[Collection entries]
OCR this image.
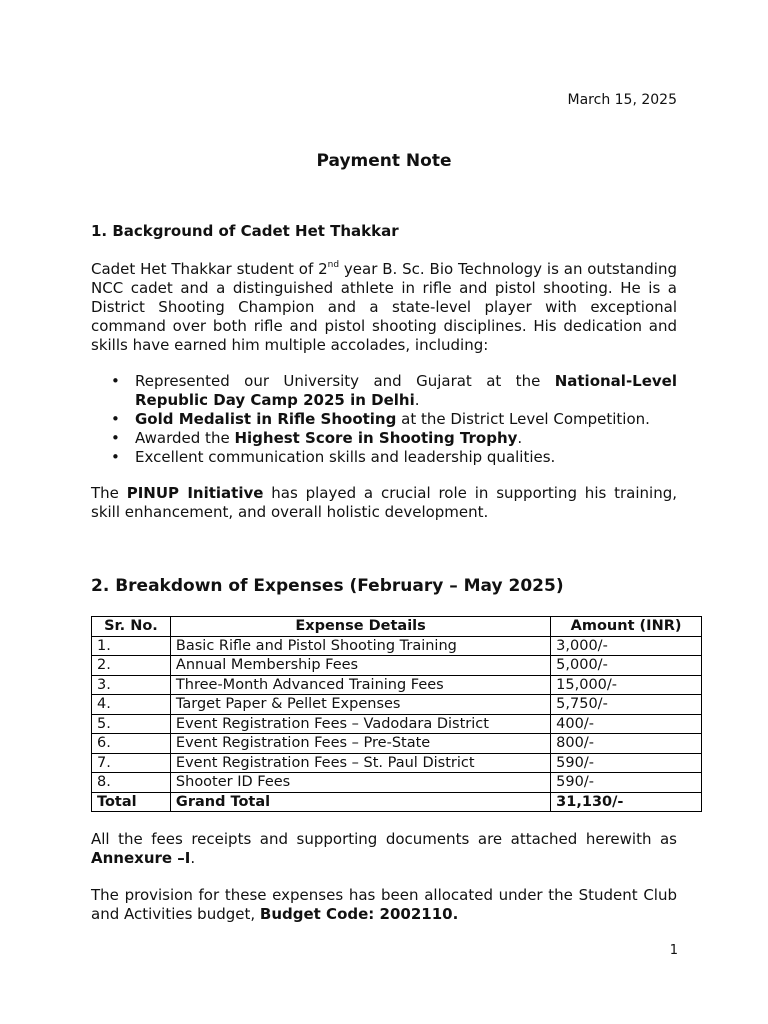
March 15, 2025
Payment Note
1. Background of Cadet Het Thakkar
Cadet Het Thakkar student of 2nd year B. Sc. Bio Technology is an outstanding NCC cadet and a distinguished athlete in rifle and pistol shooting. He is a District Shooting Champion and a state-level player with exceptional command over both rifle and pistol shooting disciplines. His dedication and skills have earned him multiple accolades, including:
• Represented our University and Gujarat at the National-Level Republic Day Camp 2025 in Delhi.
• Gold Medalist in Rifle Shooting at the District Level Competition.
• Awarded the Highest Score in Shooting Trophy.
• Excellent communication skills and leadership qualities.
The PINUP Initiative has played a crucial role in supporting his training, skill enhancement, and overall holistic development.
2. Breakdown of Expenses (February – May 2025)
Sr. No.	Expense Details	Amount (INR)
1.	Basic Rifle and Pistol Shooting Training	3,000/-
2.	Annual Membership Fees	5,000/-
3.	Three-Month Advanced Training Fees	15,000/-
4.	Target Paper & Pellet Expenses	5,750/-
5.	Event Registration Fees – Vadodara District	400/-
6.	Event Registration Fees – Pre-State	800/-
7.	Event Registration Fees – St. Paul District	590/-
8.	Shooter ID Fees	590/-
Total	Grand Total	31,130/-
All the fees receipts and supporting documents are attached herewith as Annexure –I.
The provision for these expenses has been allocated under the Student Club and Activities budget, Budget Code: 2002110.
1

:: Problem description ::
Copy out the records above in full, exactly as written, but not the pictures.

:: Exercise response ::
OCR this image.
March 15, 2025
Payment Note
1. Background of Cadet Het Thakkar
Cadet Het Thakkar student of 2nd year B. Sc. Bio Technology is an outstanding NCC cadet and a distinguished athlete in rifle and pistol shooting. He is a District Shooting Champion and a state-level player with exceptional command over both rifle and pistol shooting disciplines. His dedication and skills have earned him multiple accolades, including:
• Represented our University and Gujarat at the National-Level Republic Day Camp 2025 in Delhi.
• Gold Medalist in Rifle Shooting at the District Level Competition.
• Awarded the Highest Score in Shooting Trophy.
• Excellent communication skills and leadership qualities.
The PINUP Initiative has played a crucial role in supporting his training, skill enhancement, and overall holistic development.
2. Breakdown of Expenses (February – May 2025)
Sr. No.	Expense Details	Amount (INR)
1.	Basic Rifle and Pistol Shooting Training	3,000/-
2.	Annual Membership Fees	5,000/-
3.	Three-Month Advanced Training Fees	15,000/-
4.	Target Paper & Pellet Expenses	5,750/-
5.	Event Registration Fees – Vadodara District	400/-
6.	Event Registration Fees – Pre-State	800/-
7.	Event Registration Fees – St. Paul District	590/-
8.	Shooter ID Fees	590/-
Total	Grand Total	31,130/-
All the fees receipts and supporting documents are attached herewith as Annexure –I.
The provision for these expenses has been allocated under the Student Club and Activities budget, Budget Code: 2002110.
1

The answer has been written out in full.